* SOURCE TEXT *
The kicker is that reality is real. Atoms behave the same way in Korea as they do in New Mexico. Genetic variations in butterflies folow the same laws in Nigeria as in Australia. And the reality of this is open to everyone, from a 45 year old wealthy heterosexual North American white man, to a 21 year old poor lesbian African black woman.

The arguments otherwise strike me as attempts to protect closed minds.

Stentor said...

So, the current understanding of evolution isn't really describing how the biological world works, it is in actuality expressing power relations within society?

It's both. The latter gets emphasized because that's the point at which standpoint theory diverges from mainstream views of science, but there's nothing in standpoint theory (at least as I understand it) that denies that science says something useful about its ostensible real-world topic. Standpoint theory doesn't say it's just our class viewpoint. Standpoint theory says our views of the real world are a combination of what's really out there and the social position of the observer.

concerned citizen said...

Hi david!
Now this is a cool post.
In my own rudimentary way I find your ideas very interesting & helpful.

Clarifying perspective from truth is kinda where i'm at now.

Mark said...

I come from a math/physics background and work as a software engineer.


In a society where the production of knowledge is controlled by a certain class, the knowledge produced will reflect the interests and values of that class. In other words, in class societies the prevailing knowledge and science interpret reality from the standpoint of the ruling class.

Sounds like, well, baloney to me. Could you clarify or explain how that makes any sort of sense? Especially in light of the observation that virtually all of our technological mastery achieved in the last 200 years has come at the result of advancements in math and physics being applied (via engineering) to the things in our lives. This means that "class/race" needs to be evident in our math and physics papers and results. Show us how you think that is obvious!

For a famous example, how does Andrew Wiles proof of the Fermat Theorem reflect on anything to do with class (or race).

I think the resistance to these theories is not that they are not inclusive of the "white race" or class in power. It's that they don't make any sense to those not singing in that particular (post-modern? standpoint? critical?) choir.

Rich Horton said...
This comment has been removed by the author.
Rich Horton said...

Stentor said:

Standpoint theory doesn't say it's just our class viewpoint.

I'm positive it does. Logically it has to say that, and they know it.

Look at what I quoted before:

"In other words, in class societies the prevailing knowledge and science interpret reality from the standpoint of the ruling class."

That is obviously a categorical statement. All of our interpretation of reality, to their way of thinking, is an expression of class thinking.

based on what you said you believe that part of science is class thinking and part isn't. They have to argue that that is impossible. That us say you are right and science is part a look at reality and part class consciousness. Well, presumably we could be able to discern which is which. Logically this would be needed, because if we CAN'T do that, then we would have no way of showing that science is part reality and part class thinking. OK?

Well, if we really have the ability to seperate simply scientific thought from scientific thought contaminated with class prejudice, then we wouldn't NEED standpoint theory. In fact Stnadpoint theory would be a waste of time, because it wouldn't tell you anything different than what rigorous science would tell you, AND it real science would tell you lots of things that Standpoint theory doesn't address.

Standpoint Theory is NOT attempting to warn us of the dangers of allowing idelogical thinking to influence or scientific understanding, it is teaching us that ALL science is simply politics in another arena. They are not trying to improve science, they are trying to debase it.

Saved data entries

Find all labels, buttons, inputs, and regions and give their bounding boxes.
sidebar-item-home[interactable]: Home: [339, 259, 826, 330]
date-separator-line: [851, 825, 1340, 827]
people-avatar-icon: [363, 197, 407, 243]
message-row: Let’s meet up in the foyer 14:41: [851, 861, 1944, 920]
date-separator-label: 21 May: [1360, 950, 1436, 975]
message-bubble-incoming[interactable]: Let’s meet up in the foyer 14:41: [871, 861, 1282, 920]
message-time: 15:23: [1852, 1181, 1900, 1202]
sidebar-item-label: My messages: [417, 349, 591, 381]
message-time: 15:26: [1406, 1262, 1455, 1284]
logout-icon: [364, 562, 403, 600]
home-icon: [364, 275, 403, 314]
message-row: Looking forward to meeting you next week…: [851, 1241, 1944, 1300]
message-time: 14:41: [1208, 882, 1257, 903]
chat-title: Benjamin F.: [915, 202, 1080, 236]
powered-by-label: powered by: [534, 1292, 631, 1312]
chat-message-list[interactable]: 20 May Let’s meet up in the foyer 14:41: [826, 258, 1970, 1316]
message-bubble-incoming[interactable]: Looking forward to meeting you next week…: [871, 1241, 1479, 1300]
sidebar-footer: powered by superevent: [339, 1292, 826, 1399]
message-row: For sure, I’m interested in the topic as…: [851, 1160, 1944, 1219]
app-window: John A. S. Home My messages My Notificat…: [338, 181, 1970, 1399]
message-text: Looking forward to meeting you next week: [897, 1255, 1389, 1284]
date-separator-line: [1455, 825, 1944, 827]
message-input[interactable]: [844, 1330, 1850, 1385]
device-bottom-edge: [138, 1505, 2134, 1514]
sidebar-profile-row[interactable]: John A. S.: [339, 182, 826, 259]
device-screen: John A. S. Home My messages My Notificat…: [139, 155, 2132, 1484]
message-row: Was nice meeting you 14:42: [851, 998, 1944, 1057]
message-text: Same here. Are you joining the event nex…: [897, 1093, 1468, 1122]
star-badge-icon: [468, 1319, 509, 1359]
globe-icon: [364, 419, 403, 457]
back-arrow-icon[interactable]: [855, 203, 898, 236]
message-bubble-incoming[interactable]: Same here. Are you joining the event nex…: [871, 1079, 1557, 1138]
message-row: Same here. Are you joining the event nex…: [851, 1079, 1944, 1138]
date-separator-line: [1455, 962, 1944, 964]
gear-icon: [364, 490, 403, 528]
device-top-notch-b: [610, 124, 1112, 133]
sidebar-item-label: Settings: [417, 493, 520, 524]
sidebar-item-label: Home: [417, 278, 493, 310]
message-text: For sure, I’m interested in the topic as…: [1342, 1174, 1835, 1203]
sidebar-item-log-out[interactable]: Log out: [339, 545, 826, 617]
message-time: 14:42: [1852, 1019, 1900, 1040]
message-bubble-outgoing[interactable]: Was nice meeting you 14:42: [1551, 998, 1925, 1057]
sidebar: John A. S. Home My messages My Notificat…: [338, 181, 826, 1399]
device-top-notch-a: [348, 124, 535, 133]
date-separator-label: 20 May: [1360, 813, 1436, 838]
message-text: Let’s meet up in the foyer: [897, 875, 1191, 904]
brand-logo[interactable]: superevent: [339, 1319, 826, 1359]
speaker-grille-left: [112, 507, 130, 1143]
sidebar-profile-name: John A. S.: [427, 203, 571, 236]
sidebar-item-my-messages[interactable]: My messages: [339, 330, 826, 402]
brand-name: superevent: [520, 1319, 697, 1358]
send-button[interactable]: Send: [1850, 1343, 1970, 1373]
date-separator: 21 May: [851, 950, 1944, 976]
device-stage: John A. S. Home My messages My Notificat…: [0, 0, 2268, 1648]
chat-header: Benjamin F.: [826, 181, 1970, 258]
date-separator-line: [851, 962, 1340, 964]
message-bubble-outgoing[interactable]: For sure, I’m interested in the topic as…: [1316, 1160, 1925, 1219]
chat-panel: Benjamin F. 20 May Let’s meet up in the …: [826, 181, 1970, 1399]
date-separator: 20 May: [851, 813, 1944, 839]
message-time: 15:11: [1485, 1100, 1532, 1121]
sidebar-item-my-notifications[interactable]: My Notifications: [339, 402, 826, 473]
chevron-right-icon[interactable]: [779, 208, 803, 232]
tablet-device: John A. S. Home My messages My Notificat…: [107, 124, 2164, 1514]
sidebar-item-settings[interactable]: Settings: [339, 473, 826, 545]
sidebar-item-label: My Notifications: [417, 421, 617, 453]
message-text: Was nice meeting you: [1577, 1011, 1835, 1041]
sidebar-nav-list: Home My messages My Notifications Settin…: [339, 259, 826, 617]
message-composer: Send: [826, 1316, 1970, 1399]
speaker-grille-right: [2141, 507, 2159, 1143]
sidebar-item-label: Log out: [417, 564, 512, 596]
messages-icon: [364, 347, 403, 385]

* EXERCISE REQUIREMENTS *
1 – Reproduce word for word everything in the standpoint theory comment thread from "This comment has" down to "of class thinking.".
2 – In the standpoint theory comment thread, what background does Mark say he comes from, and what is his job?
Rely only on the standpoint theory comment thread.

* YOUR WRITTEN ANSWERS *
1 –
This comment has been removed by the author.
Rich Horton said...

Stentor said:

Standpoint theory doesn't say it's just our class viewpoint.

I'm positive it does. Logically it has to say that, and they know it.

Look at what I quoted before:

"In other words, in class societies the prevailing knowledge and science interpret reality from the standpoint of the ruling class."

That is obviously a categorical statement. All of our interpretation of reality, to their way of thinking, is an expression of class thinking.

2 – He comes from a math/physics background and works as a software engineer.